■ **YOUR OBJECTIVE**
Pick out the lines below with "Tesla" and list them.

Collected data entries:

-*-

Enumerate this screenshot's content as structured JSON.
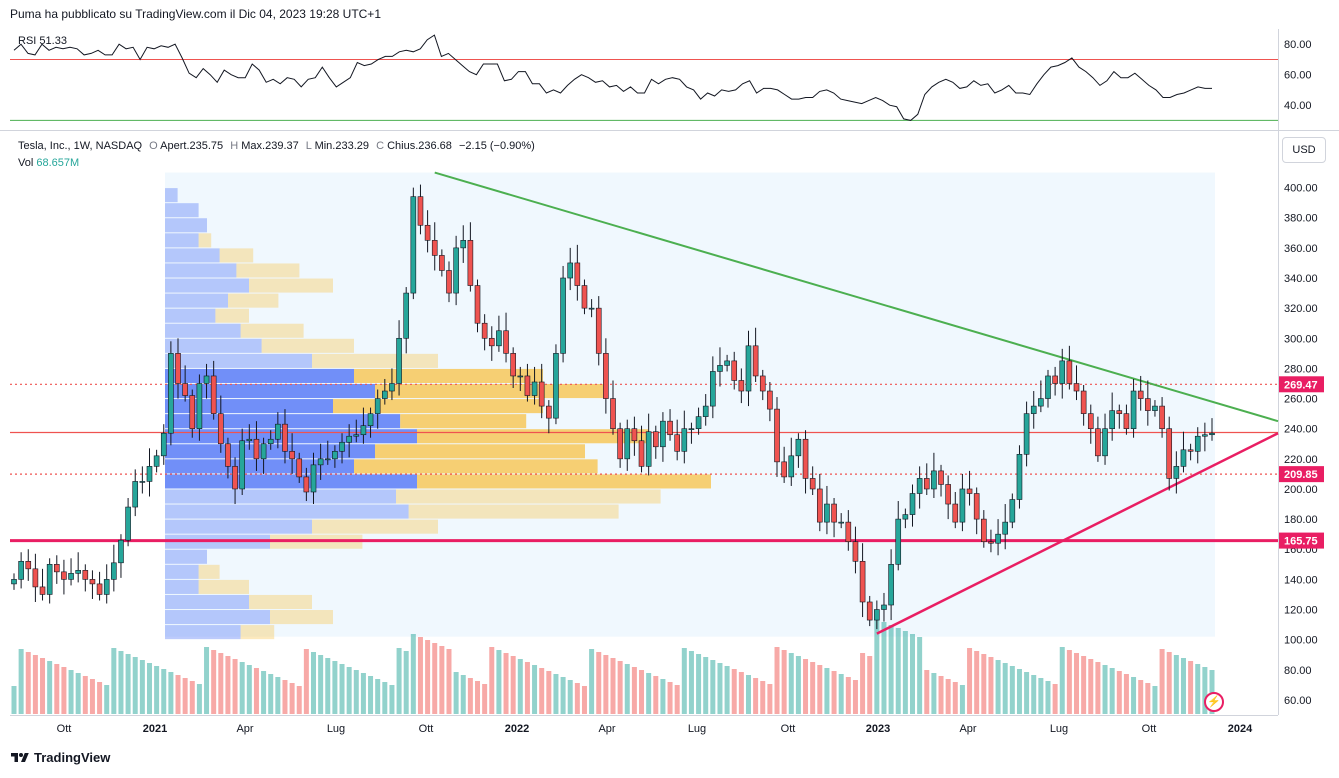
{
  "header": {
    "published": "Puma ha pubblicato su TradingView.com il Dic 04, 2023 19:28 UTC+1"
  },
  "legend": {
    "symbol": "Tesla, Inc., 1W, NASDAQ",
    "o_label": "O",
    "o_val": "Apert.235.75",
    "h_label": "H",
    "h_val": "Max.239.37",
    "l_label": "L",
    "l_val": "Min.233.29",
    "c_label": "C",
    "c_val": "Chius.236.68",
    "change": "−2.15 (−0.90%)",
    "vol_label": "Vol",
    "vol_val": "68.657M"
  },
  "rsi": {
    "label": "RSI",
    "value": "51.33"
  },
  "currency_button": "USD",
  "footer": {
    "brand": "TradingView"
  },
  "colors": {
    "up": "#26a69a",
    "down": "#ef5350",
    "trend_down": "#4caf50",
    "trend_up": "#e91e63",
    "level": "#e91e63",
    "rsi_line": "#131722",
    "vp_up": "#5b7cf7",
    "vp_down": "#f7c85b"
  },
  "chart_data": [
    {
      "type": "line",
      "name": "RSI",
      "ylim": [
        25,
        90
      ],
      "y_ticks": [
        "80.00",
        "60.00",
        "40.00"
      ],
      "upper_band": 70,
      "lower_band": 30,
      "values": [
        76,
        80,
        74,
        73,
        80,
        76,
        78,
        77,
        78,
        77,
        73,
        74,
        76,
        73,
        73,
        80,
        77,
        78,
        70,
        78,
        77,
        79,
        78,
        80,
        71,
        61,
        58,
        64,
        60,
        55,
        63,
        60,
        58,
        58,
        67,
        63,
        55,
        57,
        54,
        58,
        57,
        52,
        57,
        58,
        65,
        58,
        52,
        55,
        58,
        68,
        66,
        67,
        70,
        72,
        72,
        75,
        76,
        75,
        77,
        83,
        86,
        72,
        74,
        70,
        66,
        62,
        60,
        67,
        67,
        67,
        56,
        57,
        62,
        62,
        54,
        54,
        48,
        50,
        48,
        53,
        57,
        60,
        58,
        55,
        56,
        52,
        53,
        49,
        52,
        48,
        48,
        57,
        54,
        57,
        58,
        57,
        52,
        50,
        44,
        48,
        46,
        50,
        49,
        50,
        54,
        56,
        48,
        51,
        51,
        50,
        47,
        44,
        44,
        45,
        45,
        49,
        50,
        48,
        44,
        43,
        42,
        41,
        43,
        45,
        43,
        40,
        39,
        31,
        30,
        34,
        47,
        52,
        55,
        57,
        55,
        51,
        52,
        56,
        53,
        54,
        48,
        50,
        53,
        48,
        48,
        47,
        54,
        60,
        65,
        66,
        68,
        71,
        65,
        62,
        58,
        53,
        56,
        62,
        58,
        58,
        61,
        57,
        53,
        50,
        45,
        45,
        47,
        48,
        50,
        52,
        51,
        51
      ],
      "x_ticks": [
        "Ott",
        "2021",
        "Apr",
        "Lug",
        "Ott",
        "2022",
        "Apr",
        "Lug",
        "Ott",
        "2023",
        "Apr",
        "Lug",
        "Ott",
        "2024"
      ]
    },
    {
      "type": "candlestick",
      "name": "Tesla, Inc., 1W, NASDAQ",
      "ylim": [
        50,
        415
      ],
      "y_ticks": [
        "400.00",
        "380.00",
        "360.00",
        "340.00",
        "320.00",
        "300.00",
        "280.00",
        "260.00",
        "240.00",
        "220.00",
        "200.00",
        "180.00",
        "160.00",
        "140.00",
        "120.00",
        "100.00",
        "80.00",
        "60.00"
      ],
      "x_ticks": [
        "Ott",
        "2021",
        "Apr",
        "Lug",
        "Ott",
        "2022",
        "Apr",
        "Lug",
        "Ott",
        "2023",
        "Apr",
        "Lug",
        "Ott",
        "2024"
      ],
      "price_levels": [
        269.47,
        237.5,
        209.85,
        165.75
      ],
      "level_labels": [
        "269.47",
        "209.85",
        "165.75"
      ],
      "close": [
        140,
        152,
        147,
        135,
        130,
        150,
        145,
        140,
        144,
        146,
        140,
        137,
        130,
        140,
        151,
        166,
        188,
        205,
        205,
        215,
        222,
        237,
        290,
        270,
        262,
        240,
        270,
        275,
        250,
        230,
        215,
        200,
        232,
        233,
        220,
        230,
        233,
        243,
        225,
        220,
        208,
        198,
        216,
        220,
        220,
        225,
        231,
        235,
        236,
        242,
        250,
        260,
        265,
        270,
        300,
        330,
        394,
        375,
        365,
        355,
        345,
        330,
        360,
        365,
        335,
        310,
        300,
        295,
        305,
        290,
        275,
        275,
        262,
        271,
        255,
        247,
        290,
        340,
        350,
        335,
        320,
        320,
        290,
        260,
        240,
        220,
        240,
        232,
        215,
        238,
        228,
        245,
        236,
        225,
        240,
        240,
        248,
        255,
        278,
        282,
        285,
        272,
        265,
        295,
        275,
        265,
        253,
        218,
        208,
        222,
        233,
        207,
        200,
        178,
        190,
        178,
        178,
        165,
        152,
        125,
        113,
        120,
        123,
        150,
        180,
        183,
        197,
        207,
        200,
        212,
        203,
        190,
        178,
        200,
        197,
        180,
        165,
        164,
        170,
        178,
        193,
        223,
        250,
        255,
        260,
        275,
        270,
        285,
        270,
        265,
        250,
        240,
        222,
        240,
        252,
        250,
        240,
        265,
        260,
        252,
        255,
        240,
        207,
        215,
        226,
        225,
        235,
        236,
        237
      ],
      "tv_watermark": "TradingView"
    },
    {
      "type": "bar",
      "name": "Vol",
      "value_label": "68.657M"
    },
    {
      "type": "horizontal-volume-profile",
      "price_rows": [
        395,
        385,
        375,
        365,
        355,
        345,
        335,
        325,
        315,
        305,
        295,
        285,
        275,
        265,
        255,
        245,
        235,
        225,
        215,
        205,
        195,
        185,
        175,
        165,
        155,
        145,
        135,
        125,
        115,
        105
      ],
      "up_volume": [
        3,
        8,
        10,
        8,
        13,
        17,
        20,
        15,
        12,
        18,
        23,
        35,
        45,
        50,
        40,
        56,
        60,
        50,
        45,
        60,
        55,
        58,
        35,
        25,
        10,
        8,
        8,
        20,
        25,
        18
      ],
      "down_volume": [
        0,
        0,
        0,
        3,
        8,
        15,
        20,
        12,
        8,
        15,
        22,
        30,
        45,
        55,
        50,
        30,
        55,
        50,
        58,
        70,
        63,
        50,
        30,
        22,
        0,
        5,
        12,
        15,
        15,
        8
      ]
    }
  ]
}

-*-

■ **TASK RESPONSE**
    "symbol": "Tesla, Inc., 1W, NASDAQ",
      "name": "Tesla, Inc., 1W, NASDAQ",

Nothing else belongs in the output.